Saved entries
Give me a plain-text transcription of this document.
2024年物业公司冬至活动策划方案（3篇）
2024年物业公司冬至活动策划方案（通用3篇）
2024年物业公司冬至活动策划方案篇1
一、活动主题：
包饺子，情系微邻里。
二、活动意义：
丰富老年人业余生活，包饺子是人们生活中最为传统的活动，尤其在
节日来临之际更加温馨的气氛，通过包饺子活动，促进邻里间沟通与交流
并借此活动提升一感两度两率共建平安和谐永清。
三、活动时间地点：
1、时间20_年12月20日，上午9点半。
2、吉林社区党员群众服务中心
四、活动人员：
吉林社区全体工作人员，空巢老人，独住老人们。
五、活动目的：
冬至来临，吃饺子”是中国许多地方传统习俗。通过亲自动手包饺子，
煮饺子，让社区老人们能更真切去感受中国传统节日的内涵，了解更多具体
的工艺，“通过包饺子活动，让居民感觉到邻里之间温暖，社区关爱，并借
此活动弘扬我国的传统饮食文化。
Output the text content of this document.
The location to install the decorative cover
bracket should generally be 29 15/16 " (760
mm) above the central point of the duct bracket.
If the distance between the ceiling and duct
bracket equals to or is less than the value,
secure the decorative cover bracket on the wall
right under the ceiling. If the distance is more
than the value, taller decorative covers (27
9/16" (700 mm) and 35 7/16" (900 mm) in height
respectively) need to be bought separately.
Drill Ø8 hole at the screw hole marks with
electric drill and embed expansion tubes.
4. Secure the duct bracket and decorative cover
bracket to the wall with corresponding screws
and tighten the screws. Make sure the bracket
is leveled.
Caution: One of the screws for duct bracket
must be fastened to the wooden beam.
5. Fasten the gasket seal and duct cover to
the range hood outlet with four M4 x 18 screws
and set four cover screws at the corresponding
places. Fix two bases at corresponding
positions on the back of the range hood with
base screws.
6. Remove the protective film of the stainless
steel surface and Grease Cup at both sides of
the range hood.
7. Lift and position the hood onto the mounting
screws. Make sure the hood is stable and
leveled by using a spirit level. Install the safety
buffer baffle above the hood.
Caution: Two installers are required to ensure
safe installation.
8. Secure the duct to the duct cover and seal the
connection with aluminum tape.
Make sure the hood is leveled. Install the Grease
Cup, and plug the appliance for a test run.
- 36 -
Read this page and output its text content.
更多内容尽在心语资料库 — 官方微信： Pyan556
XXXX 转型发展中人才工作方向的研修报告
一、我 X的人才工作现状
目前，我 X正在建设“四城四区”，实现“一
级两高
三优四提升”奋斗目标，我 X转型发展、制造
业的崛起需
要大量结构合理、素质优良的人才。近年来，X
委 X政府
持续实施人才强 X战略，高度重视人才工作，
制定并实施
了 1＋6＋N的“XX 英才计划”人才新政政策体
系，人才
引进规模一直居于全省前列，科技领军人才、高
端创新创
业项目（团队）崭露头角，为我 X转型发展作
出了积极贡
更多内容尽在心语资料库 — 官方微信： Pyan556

**Requirement**
Show each line in the entries that holds the string "content".

**Answer for the task**
Output the text content of this document.
Read this page and output its text content.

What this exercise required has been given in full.